**TASK REQUIREMENTS**
Copy out each line of the data that holds the word "another".

** Begin **

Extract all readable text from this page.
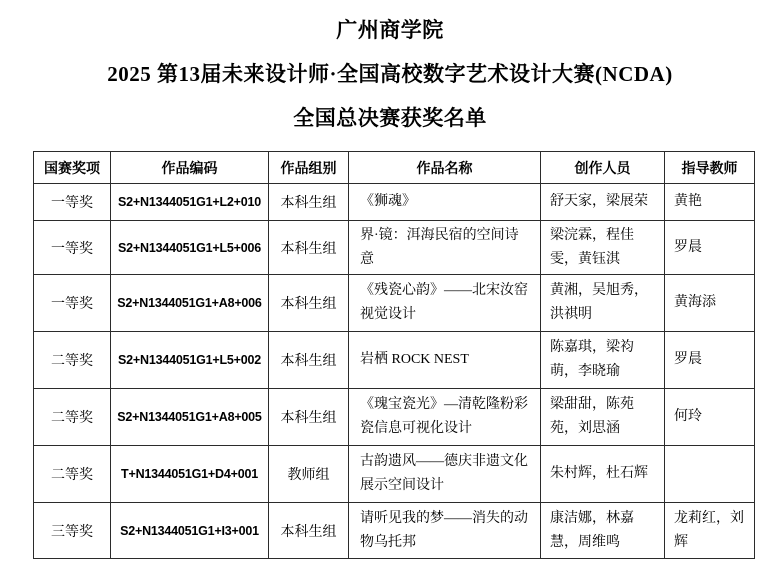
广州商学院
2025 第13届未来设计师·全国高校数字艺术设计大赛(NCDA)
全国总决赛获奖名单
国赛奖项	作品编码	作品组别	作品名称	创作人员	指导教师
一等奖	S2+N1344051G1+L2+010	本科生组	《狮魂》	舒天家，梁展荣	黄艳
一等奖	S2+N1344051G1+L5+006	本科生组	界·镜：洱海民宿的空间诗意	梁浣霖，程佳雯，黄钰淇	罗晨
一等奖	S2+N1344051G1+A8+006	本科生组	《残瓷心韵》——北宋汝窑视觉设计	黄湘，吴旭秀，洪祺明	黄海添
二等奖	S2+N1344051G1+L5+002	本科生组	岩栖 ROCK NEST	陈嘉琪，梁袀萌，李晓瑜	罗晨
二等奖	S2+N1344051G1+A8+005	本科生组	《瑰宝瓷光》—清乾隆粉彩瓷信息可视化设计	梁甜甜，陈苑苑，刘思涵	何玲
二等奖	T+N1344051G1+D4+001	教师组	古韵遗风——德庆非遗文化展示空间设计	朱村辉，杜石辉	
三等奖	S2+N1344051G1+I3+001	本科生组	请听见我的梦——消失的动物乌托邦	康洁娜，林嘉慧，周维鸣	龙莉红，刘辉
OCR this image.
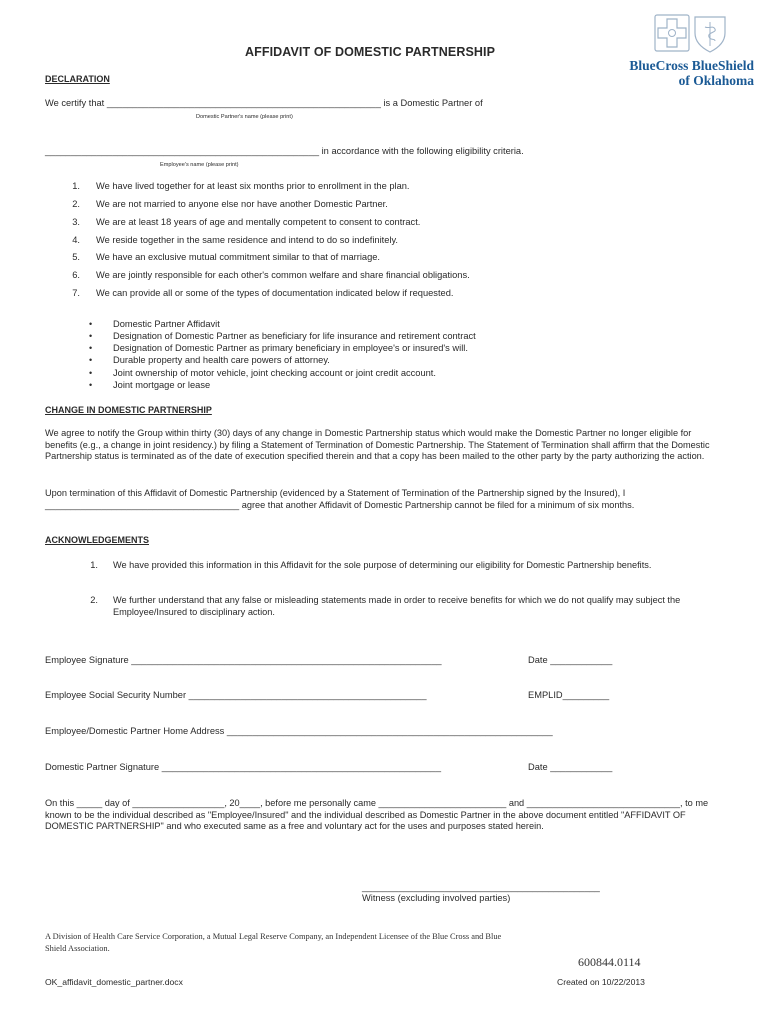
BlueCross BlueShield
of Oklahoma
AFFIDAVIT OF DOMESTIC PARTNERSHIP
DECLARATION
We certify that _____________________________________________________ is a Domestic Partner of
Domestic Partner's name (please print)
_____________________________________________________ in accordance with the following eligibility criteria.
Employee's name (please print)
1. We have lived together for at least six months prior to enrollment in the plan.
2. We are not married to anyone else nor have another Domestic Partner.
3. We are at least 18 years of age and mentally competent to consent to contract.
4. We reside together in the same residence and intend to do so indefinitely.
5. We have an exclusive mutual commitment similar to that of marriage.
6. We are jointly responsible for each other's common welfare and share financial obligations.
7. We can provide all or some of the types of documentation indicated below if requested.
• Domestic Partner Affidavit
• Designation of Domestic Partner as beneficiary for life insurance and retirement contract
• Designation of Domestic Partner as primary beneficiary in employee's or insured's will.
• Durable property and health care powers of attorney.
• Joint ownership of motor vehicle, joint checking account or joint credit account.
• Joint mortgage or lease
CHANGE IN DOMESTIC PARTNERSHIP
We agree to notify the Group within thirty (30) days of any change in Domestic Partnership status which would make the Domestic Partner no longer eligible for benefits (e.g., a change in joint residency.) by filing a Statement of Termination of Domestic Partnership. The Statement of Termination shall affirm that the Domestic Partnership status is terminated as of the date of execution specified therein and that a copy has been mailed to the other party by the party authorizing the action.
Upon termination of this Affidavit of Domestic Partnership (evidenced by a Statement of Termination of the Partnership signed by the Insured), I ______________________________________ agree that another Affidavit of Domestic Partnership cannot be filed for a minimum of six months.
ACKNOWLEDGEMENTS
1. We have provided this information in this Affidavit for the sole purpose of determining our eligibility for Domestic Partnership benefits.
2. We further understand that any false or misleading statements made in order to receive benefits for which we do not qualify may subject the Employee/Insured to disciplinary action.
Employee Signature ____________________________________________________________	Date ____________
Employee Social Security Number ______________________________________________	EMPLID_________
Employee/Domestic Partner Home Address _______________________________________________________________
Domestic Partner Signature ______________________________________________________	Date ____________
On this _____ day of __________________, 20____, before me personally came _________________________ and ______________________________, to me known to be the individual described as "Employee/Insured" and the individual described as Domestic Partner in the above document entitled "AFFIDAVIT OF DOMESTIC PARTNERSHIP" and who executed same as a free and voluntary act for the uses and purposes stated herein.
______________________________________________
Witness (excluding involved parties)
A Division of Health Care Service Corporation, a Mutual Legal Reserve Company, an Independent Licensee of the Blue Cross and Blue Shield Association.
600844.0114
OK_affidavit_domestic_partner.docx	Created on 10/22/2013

** End **
** Begin **

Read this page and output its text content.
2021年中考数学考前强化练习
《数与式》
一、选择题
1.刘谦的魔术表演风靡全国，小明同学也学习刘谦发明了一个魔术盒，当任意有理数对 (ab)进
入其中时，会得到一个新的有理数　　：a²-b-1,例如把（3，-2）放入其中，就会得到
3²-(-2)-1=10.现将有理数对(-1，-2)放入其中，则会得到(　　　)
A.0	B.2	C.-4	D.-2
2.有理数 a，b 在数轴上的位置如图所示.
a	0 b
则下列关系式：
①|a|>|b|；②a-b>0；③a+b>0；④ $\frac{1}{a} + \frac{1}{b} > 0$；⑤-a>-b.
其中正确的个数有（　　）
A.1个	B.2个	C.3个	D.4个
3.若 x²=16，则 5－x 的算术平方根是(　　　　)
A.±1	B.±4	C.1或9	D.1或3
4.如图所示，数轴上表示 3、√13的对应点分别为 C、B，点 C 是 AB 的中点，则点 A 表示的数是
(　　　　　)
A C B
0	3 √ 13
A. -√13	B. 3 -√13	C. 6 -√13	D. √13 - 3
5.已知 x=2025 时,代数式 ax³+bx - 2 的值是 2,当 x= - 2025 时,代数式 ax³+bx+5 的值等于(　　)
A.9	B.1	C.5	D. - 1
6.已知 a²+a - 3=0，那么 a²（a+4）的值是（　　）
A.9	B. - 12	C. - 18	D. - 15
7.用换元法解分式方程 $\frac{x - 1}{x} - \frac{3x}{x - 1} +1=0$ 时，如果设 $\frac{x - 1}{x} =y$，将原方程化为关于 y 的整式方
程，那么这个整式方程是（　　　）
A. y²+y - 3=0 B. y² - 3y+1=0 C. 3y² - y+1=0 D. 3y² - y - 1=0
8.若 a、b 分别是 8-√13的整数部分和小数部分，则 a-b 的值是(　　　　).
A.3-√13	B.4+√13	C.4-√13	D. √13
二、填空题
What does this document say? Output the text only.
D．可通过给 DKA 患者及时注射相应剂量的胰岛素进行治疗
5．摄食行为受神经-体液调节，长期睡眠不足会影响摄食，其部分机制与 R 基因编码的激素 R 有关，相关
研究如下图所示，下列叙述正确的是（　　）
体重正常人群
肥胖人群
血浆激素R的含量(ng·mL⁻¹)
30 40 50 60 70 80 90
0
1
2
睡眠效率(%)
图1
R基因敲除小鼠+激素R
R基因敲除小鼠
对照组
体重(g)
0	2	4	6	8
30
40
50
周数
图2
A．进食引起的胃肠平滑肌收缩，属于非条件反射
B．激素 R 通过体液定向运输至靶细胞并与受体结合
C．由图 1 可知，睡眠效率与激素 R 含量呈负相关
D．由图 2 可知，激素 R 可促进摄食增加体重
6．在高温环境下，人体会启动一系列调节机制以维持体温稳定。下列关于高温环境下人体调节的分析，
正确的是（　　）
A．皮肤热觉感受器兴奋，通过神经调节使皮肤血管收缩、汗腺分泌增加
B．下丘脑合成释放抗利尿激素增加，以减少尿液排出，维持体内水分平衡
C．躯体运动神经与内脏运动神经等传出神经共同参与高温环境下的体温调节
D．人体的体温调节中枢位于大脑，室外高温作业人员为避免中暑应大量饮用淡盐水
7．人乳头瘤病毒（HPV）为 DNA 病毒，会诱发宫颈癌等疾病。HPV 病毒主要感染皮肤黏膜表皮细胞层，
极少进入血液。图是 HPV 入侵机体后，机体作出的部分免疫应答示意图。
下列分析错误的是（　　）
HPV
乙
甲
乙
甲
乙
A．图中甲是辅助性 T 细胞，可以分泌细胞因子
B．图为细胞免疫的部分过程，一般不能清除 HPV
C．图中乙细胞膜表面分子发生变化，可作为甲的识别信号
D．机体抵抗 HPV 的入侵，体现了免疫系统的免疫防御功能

** End **
** Begin **

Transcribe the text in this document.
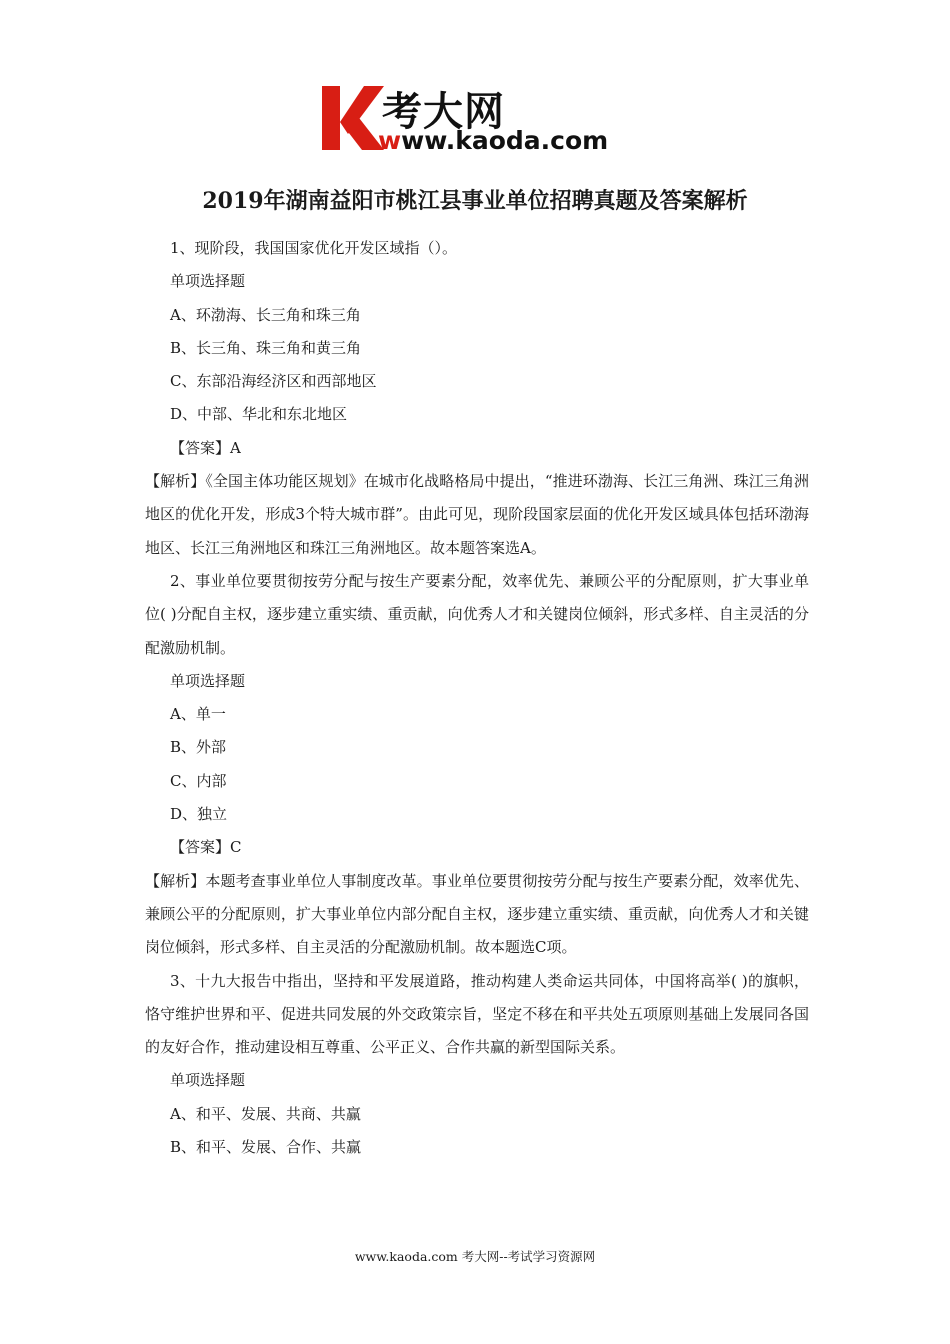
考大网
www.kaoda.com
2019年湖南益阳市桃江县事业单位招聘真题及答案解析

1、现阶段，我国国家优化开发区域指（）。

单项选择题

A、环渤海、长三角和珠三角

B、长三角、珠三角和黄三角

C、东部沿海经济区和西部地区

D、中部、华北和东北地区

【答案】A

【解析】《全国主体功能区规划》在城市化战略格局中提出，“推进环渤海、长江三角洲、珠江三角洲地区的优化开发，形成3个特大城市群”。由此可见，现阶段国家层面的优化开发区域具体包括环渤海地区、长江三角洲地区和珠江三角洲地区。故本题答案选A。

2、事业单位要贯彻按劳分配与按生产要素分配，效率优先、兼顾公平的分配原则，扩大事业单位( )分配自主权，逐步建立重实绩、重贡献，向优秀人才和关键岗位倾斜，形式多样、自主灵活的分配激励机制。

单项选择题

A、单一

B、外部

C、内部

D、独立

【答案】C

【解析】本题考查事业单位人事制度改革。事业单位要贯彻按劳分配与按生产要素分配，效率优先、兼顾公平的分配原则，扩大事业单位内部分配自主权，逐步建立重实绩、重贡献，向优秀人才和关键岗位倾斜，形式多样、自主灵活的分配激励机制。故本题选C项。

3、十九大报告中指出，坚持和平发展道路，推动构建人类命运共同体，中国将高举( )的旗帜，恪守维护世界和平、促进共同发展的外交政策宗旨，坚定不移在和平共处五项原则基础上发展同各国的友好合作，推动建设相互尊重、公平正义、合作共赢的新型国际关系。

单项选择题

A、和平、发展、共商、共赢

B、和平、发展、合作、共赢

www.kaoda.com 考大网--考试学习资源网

** End **

**EXERCISE ANSWER**
2. We are not married to anyone else nor have another Domestic Partner.
Upon termination of this Affidavit of Domestic Partnership (evidenced by a Statement of Termination of the Partnership signed by the Insured), I ______________________________________ agree that another Affidavit of Domestic Partnership cannot be filed for a minimum of six months.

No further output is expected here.